# Exercise task
Look through the material below and give the number of lines holding "وابن", with no other words.

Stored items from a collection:
## Start

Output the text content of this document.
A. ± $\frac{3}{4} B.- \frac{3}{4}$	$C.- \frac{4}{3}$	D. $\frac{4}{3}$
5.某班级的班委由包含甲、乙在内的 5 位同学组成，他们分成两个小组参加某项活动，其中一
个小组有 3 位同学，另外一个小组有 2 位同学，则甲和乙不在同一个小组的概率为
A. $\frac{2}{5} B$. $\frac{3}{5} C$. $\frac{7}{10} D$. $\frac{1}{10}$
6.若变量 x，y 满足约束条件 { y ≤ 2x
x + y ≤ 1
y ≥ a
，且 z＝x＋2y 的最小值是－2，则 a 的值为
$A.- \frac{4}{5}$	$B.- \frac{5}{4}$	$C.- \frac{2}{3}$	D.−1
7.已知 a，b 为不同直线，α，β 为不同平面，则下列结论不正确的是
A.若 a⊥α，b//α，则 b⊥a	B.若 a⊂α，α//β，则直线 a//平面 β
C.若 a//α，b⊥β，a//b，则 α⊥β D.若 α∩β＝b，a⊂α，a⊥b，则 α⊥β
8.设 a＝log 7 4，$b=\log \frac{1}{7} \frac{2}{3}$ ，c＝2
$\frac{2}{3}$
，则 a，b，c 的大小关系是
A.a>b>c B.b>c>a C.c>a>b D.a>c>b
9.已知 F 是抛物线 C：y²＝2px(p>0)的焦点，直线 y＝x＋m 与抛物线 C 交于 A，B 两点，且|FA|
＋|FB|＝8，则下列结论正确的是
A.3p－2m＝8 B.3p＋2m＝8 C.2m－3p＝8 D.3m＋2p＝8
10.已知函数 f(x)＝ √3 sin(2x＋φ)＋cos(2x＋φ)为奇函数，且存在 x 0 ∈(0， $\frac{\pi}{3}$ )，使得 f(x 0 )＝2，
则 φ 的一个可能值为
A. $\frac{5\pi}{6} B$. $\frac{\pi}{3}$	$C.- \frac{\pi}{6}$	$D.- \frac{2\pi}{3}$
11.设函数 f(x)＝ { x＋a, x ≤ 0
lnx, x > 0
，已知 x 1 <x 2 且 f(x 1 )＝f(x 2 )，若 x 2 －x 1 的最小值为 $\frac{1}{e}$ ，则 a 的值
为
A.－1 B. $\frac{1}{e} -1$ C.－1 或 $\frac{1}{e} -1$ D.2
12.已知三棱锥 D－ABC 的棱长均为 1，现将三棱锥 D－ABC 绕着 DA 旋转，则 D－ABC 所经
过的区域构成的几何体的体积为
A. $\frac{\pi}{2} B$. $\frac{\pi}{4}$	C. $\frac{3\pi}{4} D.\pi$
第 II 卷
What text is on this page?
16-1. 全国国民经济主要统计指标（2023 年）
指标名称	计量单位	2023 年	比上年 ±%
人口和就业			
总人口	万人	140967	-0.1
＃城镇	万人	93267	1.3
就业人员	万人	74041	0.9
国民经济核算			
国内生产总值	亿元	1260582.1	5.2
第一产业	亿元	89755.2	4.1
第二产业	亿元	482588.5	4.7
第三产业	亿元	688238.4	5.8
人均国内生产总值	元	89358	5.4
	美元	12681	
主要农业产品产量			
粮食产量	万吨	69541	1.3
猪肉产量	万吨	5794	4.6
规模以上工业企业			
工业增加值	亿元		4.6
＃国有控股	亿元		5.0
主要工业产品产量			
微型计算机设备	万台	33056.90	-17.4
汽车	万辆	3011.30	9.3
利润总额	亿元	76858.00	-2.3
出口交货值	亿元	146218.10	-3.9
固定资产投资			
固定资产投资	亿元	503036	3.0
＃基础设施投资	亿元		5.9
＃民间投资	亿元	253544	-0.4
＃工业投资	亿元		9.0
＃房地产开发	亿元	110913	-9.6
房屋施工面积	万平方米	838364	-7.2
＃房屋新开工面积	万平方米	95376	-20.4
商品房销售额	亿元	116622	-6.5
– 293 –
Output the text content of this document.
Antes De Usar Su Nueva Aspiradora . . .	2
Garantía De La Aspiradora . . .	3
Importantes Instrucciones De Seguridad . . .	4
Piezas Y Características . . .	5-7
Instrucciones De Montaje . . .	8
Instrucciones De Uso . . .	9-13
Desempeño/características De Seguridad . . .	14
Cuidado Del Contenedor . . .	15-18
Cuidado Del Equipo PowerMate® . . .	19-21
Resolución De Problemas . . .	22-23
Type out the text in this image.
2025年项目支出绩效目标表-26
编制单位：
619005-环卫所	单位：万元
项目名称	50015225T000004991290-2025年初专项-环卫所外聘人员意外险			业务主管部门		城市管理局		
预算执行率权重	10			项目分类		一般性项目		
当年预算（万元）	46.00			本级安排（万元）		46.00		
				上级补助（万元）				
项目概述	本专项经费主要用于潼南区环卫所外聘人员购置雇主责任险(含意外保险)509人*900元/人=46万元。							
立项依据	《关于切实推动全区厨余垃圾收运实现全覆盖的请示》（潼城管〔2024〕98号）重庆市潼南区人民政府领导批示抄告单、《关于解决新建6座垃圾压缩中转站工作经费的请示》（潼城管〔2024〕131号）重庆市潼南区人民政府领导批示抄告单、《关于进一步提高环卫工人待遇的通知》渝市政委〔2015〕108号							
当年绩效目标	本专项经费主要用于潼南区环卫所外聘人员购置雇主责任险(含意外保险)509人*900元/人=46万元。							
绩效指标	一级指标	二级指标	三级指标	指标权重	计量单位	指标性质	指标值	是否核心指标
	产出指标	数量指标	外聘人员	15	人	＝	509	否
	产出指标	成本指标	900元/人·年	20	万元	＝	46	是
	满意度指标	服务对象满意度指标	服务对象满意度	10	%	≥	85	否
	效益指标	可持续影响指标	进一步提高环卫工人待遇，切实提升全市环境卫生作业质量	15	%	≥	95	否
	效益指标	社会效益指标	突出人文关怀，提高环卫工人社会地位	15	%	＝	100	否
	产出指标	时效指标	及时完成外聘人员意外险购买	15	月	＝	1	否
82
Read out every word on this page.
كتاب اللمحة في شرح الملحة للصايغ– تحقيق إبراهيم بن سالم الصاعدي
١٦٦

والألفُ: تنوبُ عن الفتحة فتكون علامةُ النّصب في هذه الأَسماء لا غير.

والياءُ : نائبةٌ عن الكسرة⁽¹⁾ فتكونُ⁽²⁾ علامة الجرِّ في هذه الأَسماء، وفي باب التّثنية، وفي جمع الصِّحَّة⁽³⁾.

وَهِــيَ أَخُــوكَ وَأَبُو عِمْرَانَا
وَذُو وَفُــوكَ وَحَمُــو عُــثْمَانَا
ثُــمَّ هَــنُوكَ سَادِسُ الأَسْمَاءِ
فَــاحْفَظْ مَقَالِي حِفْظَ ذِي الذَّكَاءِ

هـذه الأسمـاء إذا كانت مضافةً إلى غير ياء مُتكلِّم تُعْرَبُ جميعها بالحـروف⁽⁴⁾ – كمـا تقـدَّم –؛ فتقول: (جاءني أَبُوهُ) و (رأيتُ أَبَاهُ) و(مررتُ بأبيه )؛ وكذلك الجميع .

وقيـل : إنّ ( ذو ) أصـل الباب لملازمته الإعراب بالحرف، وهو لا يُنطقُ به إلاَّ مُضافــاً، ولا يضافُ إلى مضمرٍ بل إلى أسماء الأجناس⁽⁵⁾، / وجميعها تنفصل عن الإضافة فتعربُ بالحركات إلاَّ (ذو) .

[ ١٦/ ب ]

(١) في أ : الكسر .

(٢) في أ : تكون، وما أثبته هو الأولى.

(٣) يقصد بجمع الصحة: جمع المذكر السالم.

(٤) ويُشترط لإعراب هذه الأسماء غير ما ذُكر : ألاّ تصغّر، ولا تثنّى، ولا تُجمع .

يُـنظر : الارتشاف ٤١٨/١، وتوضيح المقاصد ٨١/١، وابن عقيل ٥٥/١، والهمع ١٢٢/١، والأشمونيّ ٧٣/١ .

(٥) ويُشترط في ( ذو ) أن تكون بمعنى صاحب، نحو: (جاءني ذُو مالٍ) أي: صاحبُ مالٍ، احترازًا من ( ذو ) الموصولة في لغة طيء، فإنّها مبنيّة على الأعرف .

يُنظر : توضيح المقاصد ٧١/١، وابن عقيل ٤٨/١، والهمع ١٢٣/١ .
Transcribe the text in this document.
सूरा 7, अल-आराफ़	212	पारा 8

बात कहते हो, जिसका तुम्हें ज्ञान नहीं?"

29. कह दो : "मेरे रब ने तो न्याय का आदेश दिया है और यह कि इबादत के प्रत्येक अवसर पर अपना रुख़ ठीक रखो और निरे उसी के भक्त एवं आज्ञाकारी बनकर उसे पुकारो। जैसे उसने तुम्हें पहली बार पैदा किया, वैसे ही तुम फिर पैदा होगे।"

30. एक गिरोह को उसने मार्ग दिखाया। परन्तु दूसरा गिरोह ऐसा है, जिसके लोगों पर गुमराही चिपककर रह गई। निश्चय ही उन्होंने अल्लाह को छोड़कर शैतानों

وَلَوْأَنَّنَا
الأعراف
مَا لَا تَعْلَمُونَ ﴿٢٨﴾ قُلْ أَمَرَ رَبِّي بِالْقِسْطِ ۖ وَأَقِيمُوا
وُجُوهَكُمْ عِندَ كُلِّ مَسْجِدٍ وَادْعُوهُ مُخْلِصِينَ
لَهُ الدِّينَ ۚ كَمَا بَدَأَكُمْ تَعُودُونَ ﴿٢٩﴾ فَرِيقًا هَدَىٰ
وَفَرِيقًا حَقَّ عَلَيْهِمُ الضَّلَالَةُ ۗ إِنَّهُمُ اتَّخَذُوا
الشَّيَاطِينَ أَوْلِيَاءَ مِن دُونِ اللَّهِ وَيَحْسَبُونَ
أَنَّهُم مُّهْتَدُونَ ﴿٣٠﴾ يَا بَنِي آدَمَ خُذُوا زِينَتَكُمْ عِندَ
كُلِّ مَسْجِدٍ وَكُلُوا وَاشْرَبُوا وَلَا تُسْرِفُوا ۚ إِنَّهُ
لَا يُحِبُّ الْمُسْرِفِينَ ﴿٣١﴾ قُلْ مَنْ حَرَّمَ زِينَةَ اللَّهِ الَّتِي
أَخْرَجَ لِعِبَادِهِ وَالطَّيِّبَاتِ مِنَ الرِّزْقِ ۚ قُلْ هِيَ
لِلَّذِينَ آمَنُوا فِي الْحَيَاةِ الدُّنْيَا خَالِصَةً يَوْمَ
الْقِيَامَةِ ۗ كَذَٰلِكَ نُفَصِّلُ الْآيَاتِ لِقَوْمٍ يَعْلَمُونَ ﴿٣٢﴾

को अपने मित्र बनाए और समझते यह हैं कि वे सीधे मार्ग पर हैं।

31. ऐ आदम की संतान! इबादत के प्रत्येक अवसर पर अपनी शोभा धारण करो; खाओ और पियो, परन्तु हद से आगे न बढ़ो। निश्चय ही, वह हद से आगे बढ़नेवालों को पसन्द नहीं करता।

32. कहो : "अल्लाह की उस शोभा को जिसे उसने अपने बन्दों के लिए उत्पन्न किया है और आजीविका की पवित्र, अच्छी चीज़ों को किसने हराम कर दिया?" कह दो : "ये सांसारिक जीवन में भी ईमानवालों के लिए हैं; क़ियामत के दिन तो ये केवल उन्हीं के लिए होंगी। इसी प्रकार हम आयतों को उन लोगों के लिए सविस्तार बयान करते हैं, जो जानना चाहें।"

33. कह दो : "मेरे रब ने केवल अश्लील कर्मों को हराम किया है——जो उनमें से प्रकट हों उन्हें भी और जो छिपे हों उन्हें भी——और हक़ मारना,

## End

# The reply
2